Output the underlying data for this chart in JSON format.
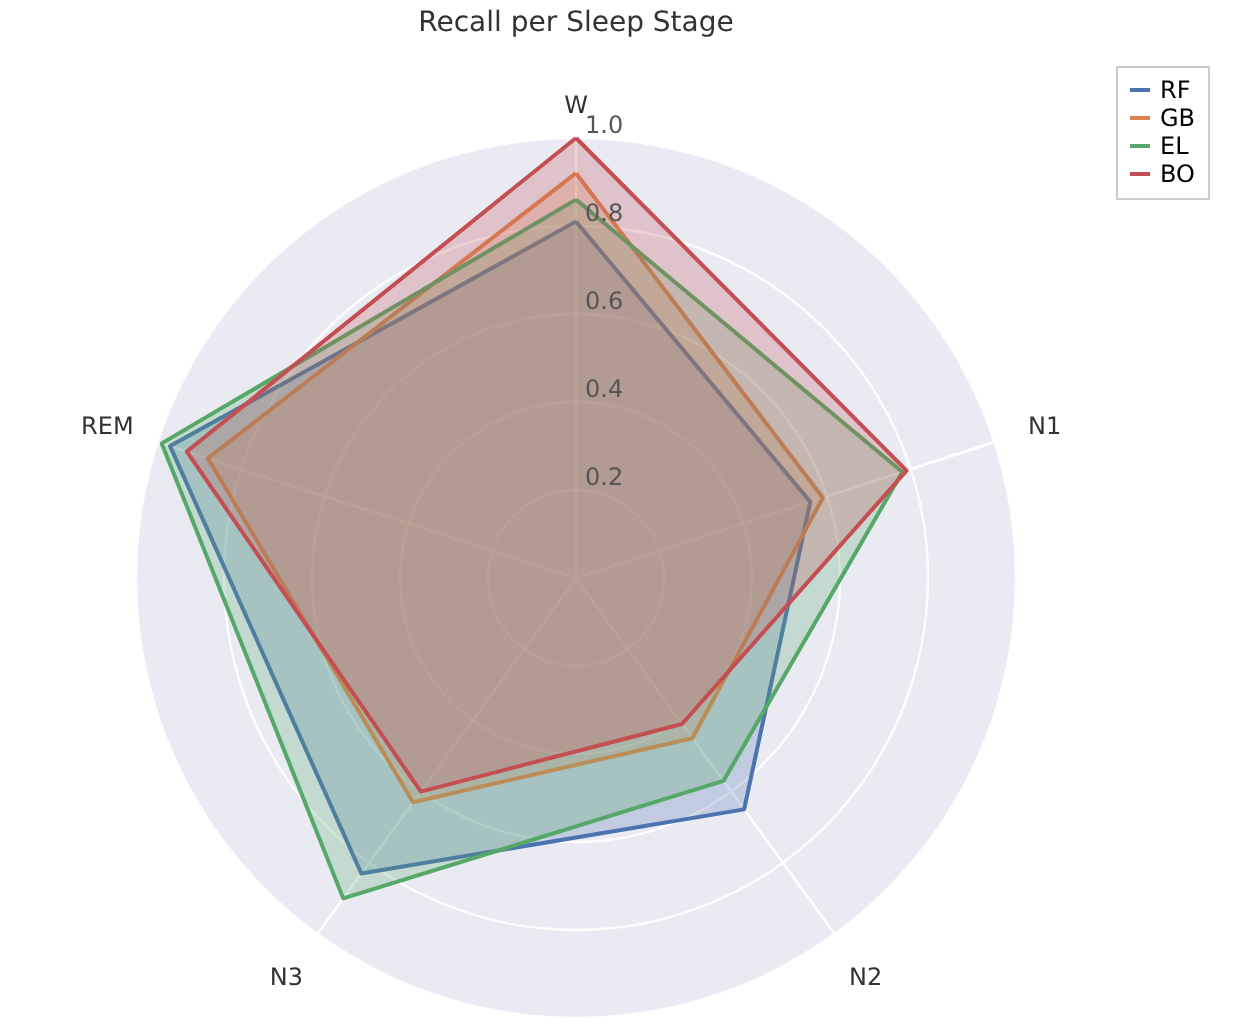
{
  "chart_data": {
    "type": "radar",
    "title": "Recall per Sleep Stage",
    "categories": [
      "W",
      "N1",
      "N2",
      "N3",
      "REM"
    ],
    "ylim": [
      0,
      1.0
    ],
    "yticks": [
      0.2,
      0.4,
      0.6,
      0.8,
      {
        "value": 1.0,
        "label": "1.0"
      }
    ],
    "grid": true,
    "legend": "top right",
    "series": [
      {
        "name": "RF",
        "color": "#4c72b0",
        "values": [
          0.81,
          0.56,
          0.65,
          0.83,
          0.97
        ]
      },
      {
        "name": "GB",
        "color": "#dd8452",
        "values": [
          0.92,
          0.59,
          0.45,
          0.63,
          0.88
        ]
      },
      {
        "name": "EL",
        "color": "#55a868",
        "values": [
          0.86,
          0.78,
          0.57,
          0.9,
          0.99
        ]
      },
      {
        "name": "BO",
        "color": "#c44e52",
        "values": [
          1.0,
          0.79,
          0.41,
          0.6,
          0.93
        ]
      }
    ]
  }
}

Set exercise. Make an exact copy of every entry above, minus the images.

Solution to this task.
Output the underlying data for this chart in JSON format.
{
  "chart_data": {
    "type": "radar",
    "title": "Recall per Sleep Stage",
    "categories": [
      "W",
      "N1",
      "N2",
      "N3",
      "REM"
    ],
    "ylim": [
      0,
      1.0
    ],
    "yticks": [
      0.2,
      0.4,
      0.6,
      0.8,
      {
        "value": 1.0,
        "label": "1.0"
      }
    ],
    "grid": true,
    "legend": "top right",
    "series": [
      {
        "name": "RF",
        "color": "#4c72b0",
        "values": [
          0.81,
          0.56,
          0.65,
          0.83,
          0.97
        ]
      },
      {
        "name": "GB",
        "color": "#dd8452",
        "values": [
          0.92,
          0.59,
          0.45,
          0.63,
          0.88
        ]
      },
      {
        "name": "EL",
        "color": "#55a868",
        "values": [
          0.86,
          0.78,
          0.57,
          0.9,
          0.99
        ]
      },
      {
        "name": "BO",
        "color": "#c44e52",
        "values": [
          1.0,
          0.79,
          0.41,
          0.6,
          0.93
        ]
      }
    ]
  }
}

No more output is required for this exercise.